▶ _What to produce_: Your task is to copy the listing exactly, with the pictures left out.

# # # # #

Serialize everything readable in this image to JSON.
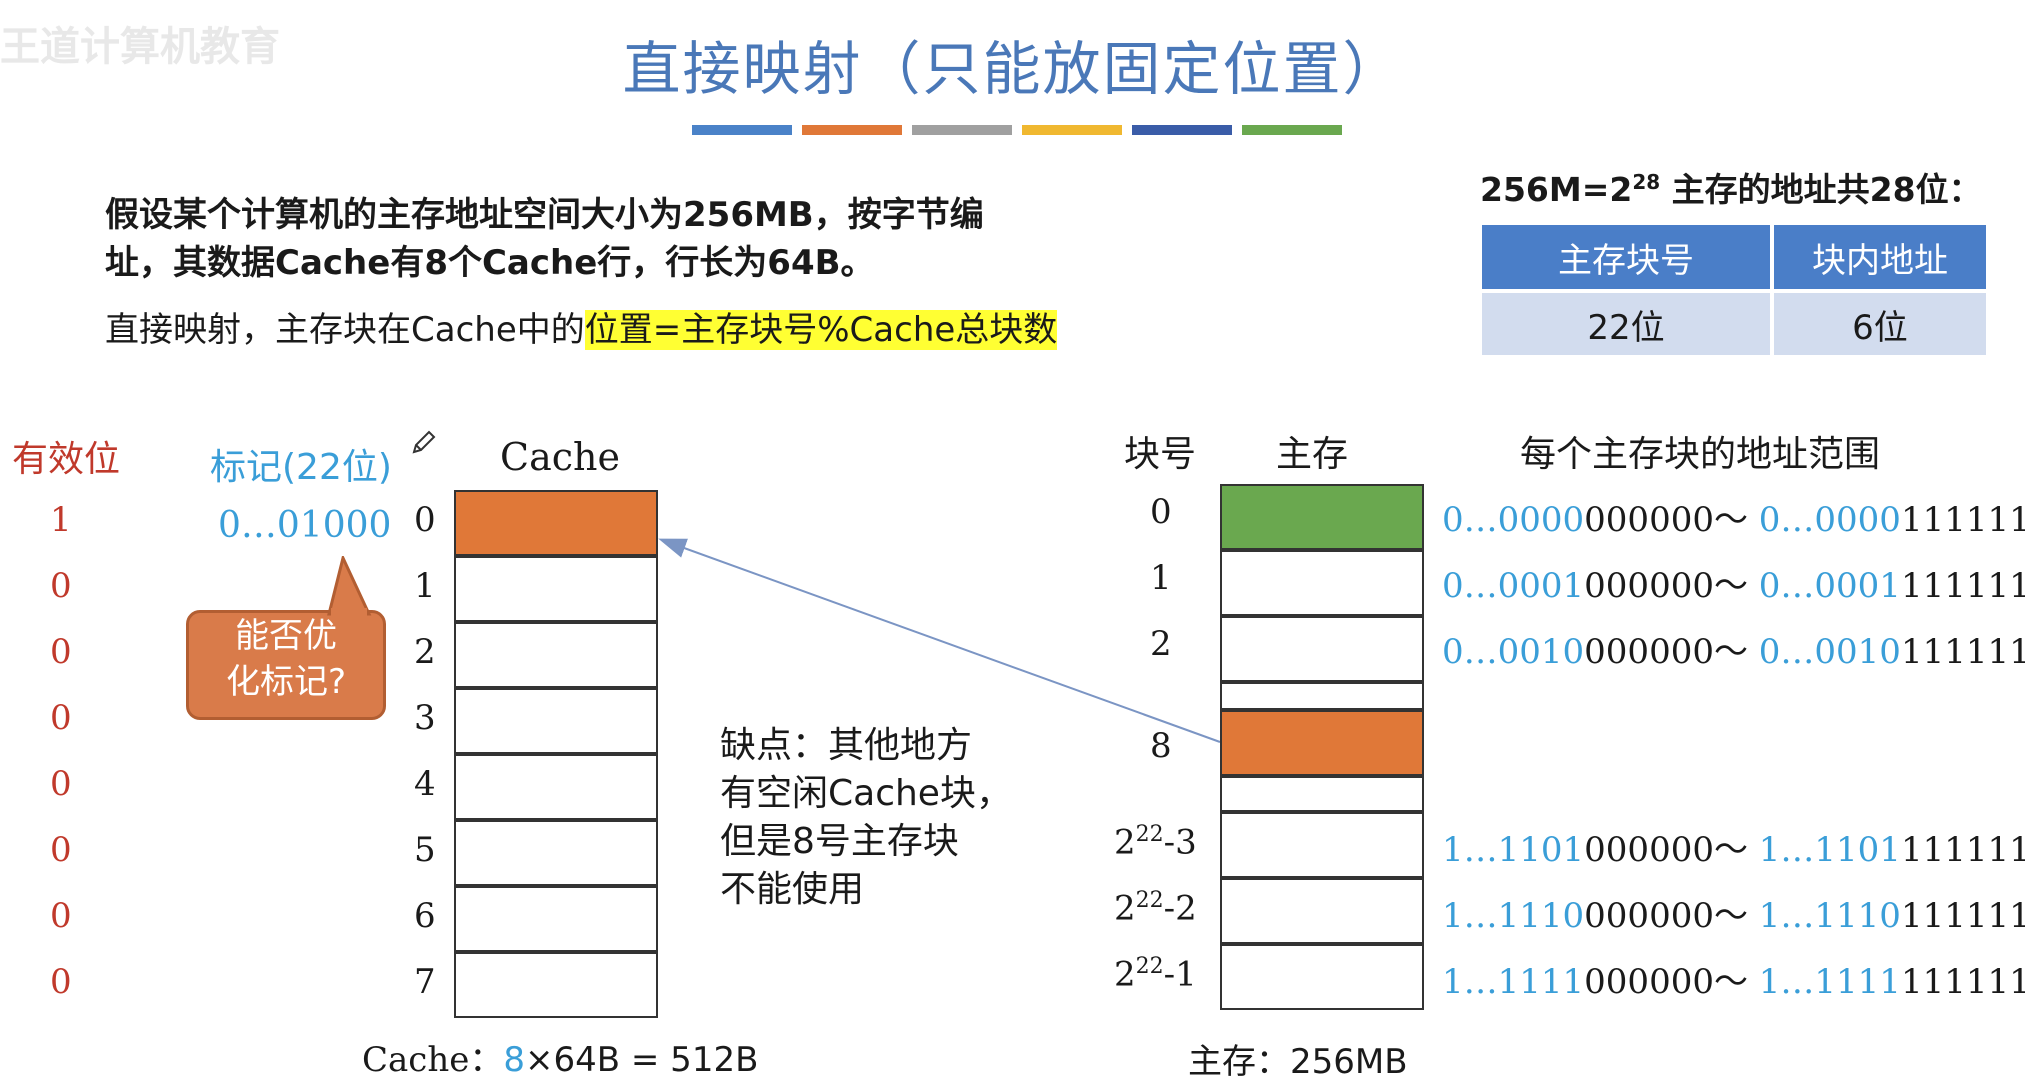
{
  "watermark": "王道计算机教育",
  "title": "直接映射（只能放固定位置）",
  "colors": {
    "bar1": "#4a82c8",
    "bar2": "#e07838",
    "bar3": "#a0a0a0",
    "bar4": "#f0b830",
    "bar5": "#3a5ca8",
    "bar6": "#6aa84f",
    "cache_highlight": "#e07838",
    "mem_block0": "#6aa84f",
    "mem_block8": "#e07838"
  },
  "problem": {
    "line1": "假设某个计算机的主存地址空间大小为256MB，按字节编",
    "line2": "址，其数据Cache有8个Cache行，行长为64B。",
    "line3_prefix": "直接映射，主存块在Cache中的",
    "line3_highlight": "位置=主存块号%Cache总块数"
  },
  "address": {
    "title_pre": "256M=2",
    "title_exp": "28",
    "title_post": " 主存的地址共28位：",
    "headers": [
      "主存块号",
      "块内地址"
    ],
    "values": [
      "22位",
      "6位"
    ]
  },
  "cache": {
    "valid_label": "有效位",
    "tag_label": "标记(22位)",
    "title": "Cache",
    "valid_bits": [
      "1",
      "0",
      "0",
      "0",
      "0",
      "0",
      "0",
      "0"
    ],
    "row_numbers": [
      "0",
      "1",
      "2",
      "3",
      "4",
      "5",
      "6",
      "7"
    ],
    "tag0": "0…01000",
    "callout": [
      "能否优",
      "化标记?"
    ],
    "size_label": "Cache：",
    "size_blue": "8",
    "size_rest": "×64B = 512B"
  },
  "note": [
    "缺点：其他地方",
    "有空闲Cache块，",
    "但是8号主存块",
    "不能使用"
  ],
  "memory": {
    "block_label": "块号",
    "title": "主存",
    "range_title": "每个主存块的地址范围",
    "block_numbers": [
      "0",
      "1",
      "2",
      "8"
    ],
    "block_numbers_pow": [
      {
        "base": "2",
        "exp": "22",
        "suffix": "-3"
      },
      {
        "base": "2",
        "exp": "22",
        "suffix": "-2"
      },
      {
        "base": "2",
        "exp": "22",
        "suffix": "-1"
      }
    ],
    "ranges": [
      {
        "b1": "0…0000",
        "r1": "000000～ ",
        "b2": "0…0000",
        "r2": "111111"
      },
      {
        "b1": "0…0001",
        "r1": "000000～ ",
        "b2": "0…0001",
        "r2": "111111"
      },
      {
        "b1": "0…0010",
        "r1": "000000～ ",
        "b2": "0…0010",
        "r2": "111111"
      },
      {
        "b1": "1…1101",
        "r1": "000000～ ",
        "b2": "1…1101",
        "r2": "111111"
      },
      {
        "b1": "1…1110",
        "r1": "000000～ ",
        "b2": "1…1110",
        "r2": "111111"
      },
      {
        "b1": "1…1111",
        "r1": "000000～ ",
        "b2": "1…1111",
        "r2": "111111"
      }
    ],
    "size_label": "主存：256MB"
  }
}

# # # # #

▶ _Output_:
Serialize everything readable in this image to JSON.
{
  "watermark": "王道计算机教育",
  "title": "直接映射（只能放固定位置）",
  "colors": {
    "bar1": "#4a82c8",
    "bar2": "#e07838",
    "bar3": "#a0a0a0",
    "bar4": "#f0b830",
    "bar5": "#3a5ca8",
    "bar6": "#6aa84f",
    "cache_highlight": "#e07838",
    "mem_block0": "#6aa84f",
    "mem_block8": "#e07838"
  },
  "problem": {
    "line1": "假设某个计算机的主存地址空间大小为256MB，按字节编",
    "line2": "址，其数据Cache有8个Cache行，行长为64B。",
    "line3_prefix": "直接映射，主存块在Cache中的",
    "line3_highlight": "位置=主存块号%Cache总块数"
  },
  "address": {
    "title_pre": "256M=2",
    "title_exp": "28",
    "title_post": " 主存的地址共28位：",
    "headers": [
      "主存块号",
      "块内地址"
    ],
    "values": [
      "22位",
      "6位"
    ]
  },
  "cache": {
    "valid_label": "有效位",
    "tag_label": "标记(22位)",
    "title": "Cache",
    "valid_bits": [
      "1",
      "0",
      "0",
      "0",
      "0",
      "0",
      "0",
      "0"
    ],
    "row_numbers": [
      "0",
      "1",
      "2",
      "3",
      "4",
      "5",
      "6",
      "7"
    ],
    "tag0": "0…01000",
    "callout": [
      "能否优",
      "化标记?"
    ],
    "size_label": "Cache：",
    "size_blue": "8",
    "size_rest": "×64B = 512B"
  },
  "note": [
    "缺点：其他地方",
    "有空闲Cache块，",
    "但是8号主存块",
    "不能使用"
  ],
  "memory": {
    "block_label": "块号",
    "title": "主存",
    "range_title": "每个主存块的地址范围",
    "block_numbers": [
      "0",
      "1",
      "2",
      "8"
    ],
    "block_numbers_pow": [
      {
        "base": "2",
        "exp": "22",
        "suffix": "-3"
      },
      {
        "base": "2",
        "exp": "22",
        "suffix": "-2"
      },
      {
        "base": "2",
        "exp": "22",
        "suffix": "-1"
      }
    ],
    "ranges": [
      {
        "b1": "0…0000",
        "r1": "000000～ ",
        "b2": "0…0000",
        "r2": "111111"
      },
      {
        "b1": "0…0001",
        "r1": "000000～ ",
        "b2": "0…0001",
        "r2": "111111"
      },
      {
        "b1": "0…0010",
        "r1": "000000～ ",
        "b2": "0…0010",
        "r2": "111111"
      },
      {
        "b1": "1…1101",
        "r1": "000000～ ",
        "b2": "1…1101",
        "r2": "111111"
      },
      {
        "b1": "1…1110",
        "r1": "000000～ ",
        "b2": "1…1110",
        "r2": "111111"
      },
      {
        "b1": "1…1111",
        "r1": "000000～ ",
        "b2": "1…1111",
        "r2": "111111"
      }
    ],
    "size_label": "主存：256MB"
  }
}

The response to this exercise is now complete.